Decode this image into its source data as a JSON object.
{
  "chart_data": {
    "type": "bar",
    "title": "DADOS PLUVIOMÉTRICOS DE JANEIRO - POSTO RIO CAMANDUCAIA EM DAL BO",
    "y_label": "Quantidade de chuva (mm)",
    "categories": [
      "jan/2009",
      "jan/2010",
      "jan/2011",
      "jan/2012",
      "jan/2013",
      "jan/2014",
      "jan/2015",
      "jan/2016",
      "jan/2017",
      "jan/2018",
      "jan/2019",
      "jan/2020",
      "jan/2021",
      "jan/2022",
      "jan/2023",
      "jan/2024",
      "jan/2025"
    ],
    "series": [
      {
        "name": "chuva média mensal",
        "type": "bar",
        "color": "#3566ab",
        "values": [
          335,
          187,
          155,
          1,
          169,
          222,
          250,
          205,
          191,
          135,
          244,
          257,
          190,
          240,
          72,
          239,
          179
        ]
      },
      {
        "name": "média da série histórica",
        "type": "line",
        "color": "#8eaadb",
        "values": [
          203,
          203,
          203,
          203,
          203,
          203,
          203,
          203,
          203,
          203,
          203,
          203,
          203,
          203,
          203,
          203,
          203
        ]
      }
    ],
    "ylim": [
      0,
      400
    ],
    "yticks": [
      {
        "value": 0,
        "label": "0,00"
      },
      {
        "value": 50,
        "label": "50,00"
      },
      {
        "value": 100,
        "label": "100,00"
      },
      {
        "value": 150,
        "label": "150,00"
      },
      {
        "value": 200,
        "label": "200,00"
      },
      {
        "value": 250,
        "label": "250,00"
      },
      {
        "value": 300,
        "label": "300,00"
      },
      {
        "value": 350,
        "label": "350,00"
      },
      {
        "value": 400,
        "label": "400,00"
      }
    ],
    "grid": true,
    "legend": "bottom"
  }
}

┄┄┄┄┄┄┄┄┄┄┄┄┄┄┄┄┄┄┄┄

▶ TASK DIRECTIONS: Pull out all lines from the entries above in which the word "chuva" appears.

▶ SOLUTION TO THIS EXERCISE:
    "y_label": "Quantidade de chuva (mm)",
        "name": "chuva média mensal",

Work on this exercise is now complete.